_Set problem 1:_ Write out the lines of the records from the line containing "y-tick-label-right: 5200.0000: [1416, 515, 1476, 528]" up to and including the line containing "price-bar: [1207, 316, 1211, 393]", copying each one unchanged.

** START OF Provided text **

00 S10 2.2 fuel press check??


trox
10-22-2011, 01:11 PM
I have been thinking my pump was on its way out because when cold, (first start of the day) it always fired up quick but during the hot summer, after that first start it would need to crank for several seconds before catching on. Once started and cleared out, the engine always runs good. I replaced the fuel filter when I put a new engine in 3000 miles ago. I try to wait for the pump to prime on every start but the other night I went for a couple beers and when I came out to leave, it tried to start but didn't quite catch. After that, it would only crank and almost fire but wouldn't catch and run. I may not have waited for the pump to finish priming. This is the first time its left me stranded. Had to leave it overnight and came back the next day and it fired right up as usual in the morning. I have a pressure gauge on it now and I get the following pressures cuz I know MT will ask.
-before the filter, capped off line: 74psi KOEOff, press drops to 60 after 10 seconds
-through filter w/system intact: 48psi KOEOff for 3-4 seconds, 40 with engine running, 39 after 30 minutes running
-after shut down, pressure drops to 30, drops to 18 after 3 minutes
-overnight I have 10 psi on the system
I'm not sure how to check the regulator, could it be the cause of my hard to start issue after its been running? The hard to start has gotten better since the weather has cooled off. Its like a cold start hot start issue but I don'tknow if the S10 has this feature.
Ant suggestions? --Also my fuel level indicator freaks out from empty (low fuel lt) to full and thats an issue I can live with before spending 275 on a pump assembly if I don't need a pump yet.

inafogg
10-22-2011, 02:46 PM
I have been thinking my pump was on its way out because when cold, (first start of the day) it always fired up quick but during the hot summer, after that first start it would need to crank for several seconds before catching on. Once started and cleared out, the engine always runs good. I replaced the fuel filter when I put a new engine in 3000 miles ago. I try to wait for the pump to prime on every start but the other night I went for a couple beers and when I came out to leave, it tried to start but didn't quite catch. After that, it would only crank and almost fire but wouldn't catch and run. I may not have waited for the pump to finish priming. This is the first time its left me stranded. Had to leave it overnight and came back the next day and it fired right up as usual in the morning. I have a pressure gauge on it now and I get the following pressures cuz I know MT will ask.
-before the filter, capped off line: 74psi KOEOff, press drops to 60 after 10 seconds
-through filter w/system intact: 48psi KOEOff for 3-4 seconds, 40 with engine running, 39 after 30 minutes running
-after shut down, pressure drops to 30, drops to 18 after 3 minutes
-overnight I have 10 psi on the system
I'm not sure how to check the regulator, could it be the cause of my hard to start issue after its been running? The hard to start has gotten better since the weather has cooled off. Its like a cold start hot start issue but I don'tknow if the S10 has this feature.
Ant suggestions? --Also my fuel level indicator freaks out from empty (low fuel lt) to full and thats an issue I can live with before spending 275 on a pump assembly if I don't need a pump yet.

** END OF Provided text **

_Set problem 2:_ According to the forum post about checking S10 fuel pressure, how much pressure is left on the system overnight?

** START OF Extracted data **

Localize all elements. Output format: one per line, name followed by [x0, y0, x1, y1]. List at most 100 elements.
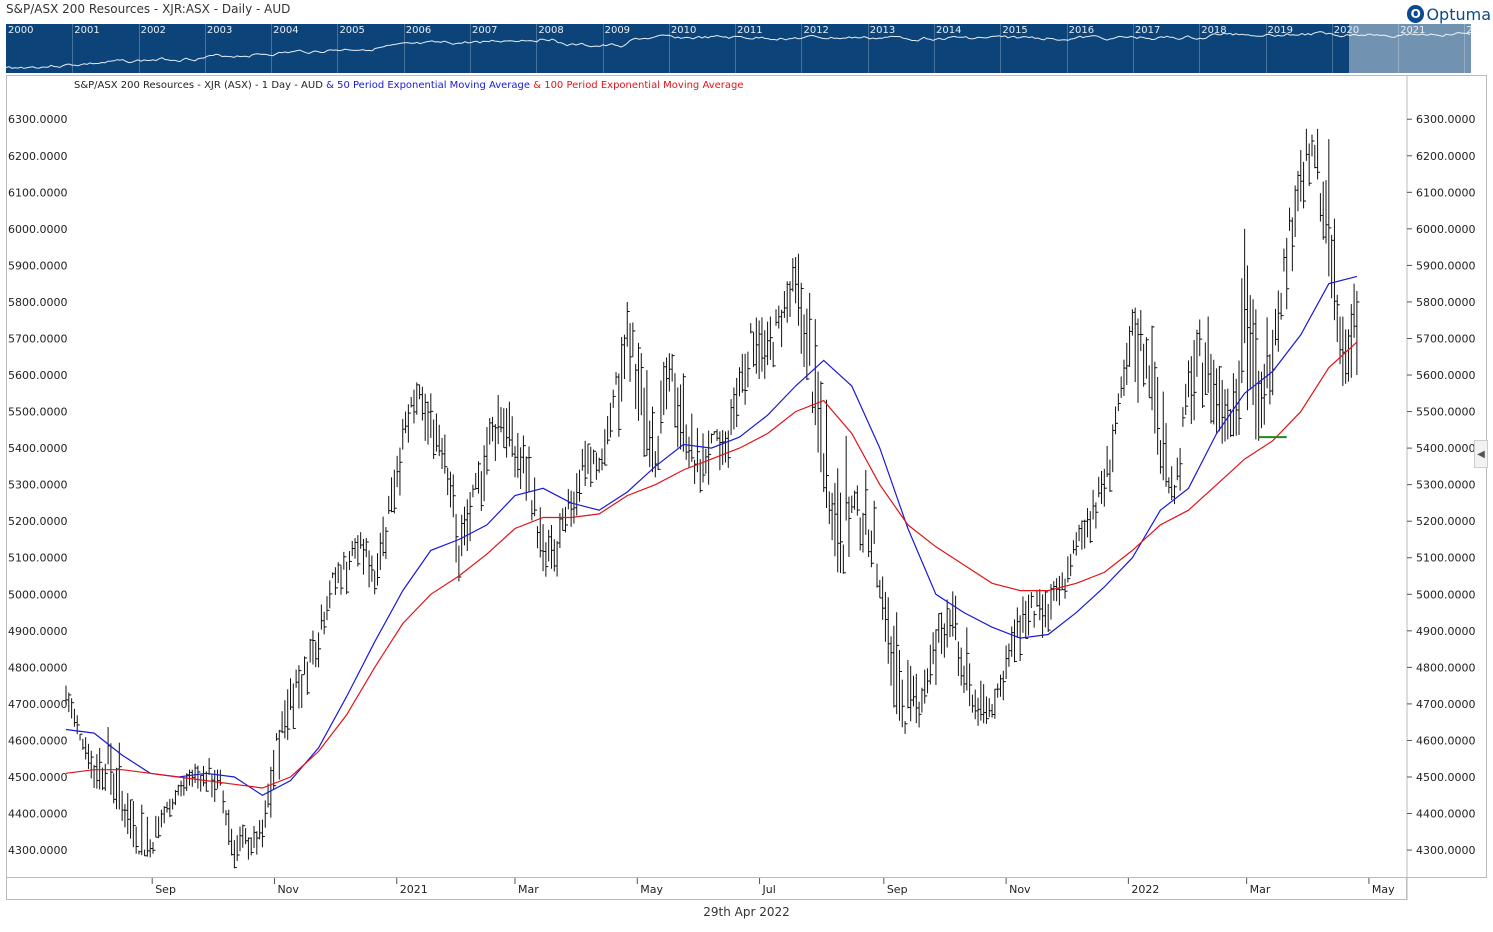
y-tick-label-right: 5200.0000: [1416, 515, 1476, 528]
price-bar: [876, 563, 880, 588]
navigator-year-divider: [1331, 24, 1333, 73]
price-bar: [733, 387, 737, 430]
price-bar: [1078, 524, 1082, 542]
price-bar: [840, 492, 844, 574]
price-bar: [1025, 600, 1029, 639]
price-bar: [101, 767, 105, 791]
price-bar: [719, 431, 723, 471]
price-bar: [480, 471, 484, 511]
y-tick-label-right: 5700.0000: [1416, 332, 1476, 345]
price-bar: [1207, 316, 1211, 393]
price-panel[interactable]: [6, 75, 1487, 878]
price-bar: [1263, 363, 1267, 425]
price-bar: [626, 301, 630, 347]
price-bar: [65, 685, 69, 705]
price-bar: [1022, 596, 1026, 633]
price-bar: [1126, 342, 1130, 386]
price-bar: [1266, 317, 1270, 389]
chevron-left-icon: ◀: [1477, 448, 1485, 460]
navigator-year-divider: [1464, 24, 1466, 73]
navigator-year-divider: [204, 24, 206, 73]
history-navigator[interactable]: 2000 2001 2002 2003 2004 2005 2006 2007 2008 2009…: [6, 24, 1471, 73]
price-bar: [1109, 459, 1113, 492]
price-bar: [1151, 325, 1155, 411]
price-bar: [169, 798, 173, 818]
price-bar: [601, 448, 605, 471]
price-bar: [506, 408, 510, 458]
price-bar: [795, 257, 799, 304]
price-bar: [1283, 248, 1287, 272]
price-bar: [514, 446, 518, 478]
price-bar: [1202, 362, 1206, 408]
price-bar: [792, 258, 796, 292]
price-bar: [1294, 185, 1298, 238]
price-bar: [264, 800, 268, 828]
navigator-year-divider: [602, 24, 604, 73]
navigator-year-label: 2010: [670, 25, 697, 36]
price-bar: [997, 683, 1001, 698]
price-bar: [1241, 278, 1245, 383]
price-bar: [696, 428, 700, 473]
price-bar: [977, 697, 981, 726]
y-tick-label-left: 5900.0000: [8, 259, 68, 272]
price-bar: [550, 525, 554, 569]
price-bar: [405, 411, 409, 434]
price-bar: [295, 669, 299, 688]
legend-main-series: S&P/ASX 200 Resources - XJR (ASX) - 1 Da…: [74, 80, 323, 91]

** END OF Extracted data **

_Worked solution 1:_
y-tick-label-right: 5200.0000: [1416, 515, 1476, 528]
price-bar: [876, 563, 880, 588]
navigator-year-divider: [1331, 24, 1333, 73]
price-bar: [733, 387, 737, 430]
price-bar: [1078, 524, 1082, 542]
price-bar: [840, 492, 844, 574]
price-bar: [1025, 600, 1029, 639]
price-bar: [101, 767, 105, 791]
price-bar: [719, 431, 723, 471]
price-bar: [480, 471, 484, 511]
y-tick-label-right: 5700.0000: [1416, 332, 1476, 345]
price-bar: [1207, 316, 1211, 393]

_Worked solution 2:_ 10 psi.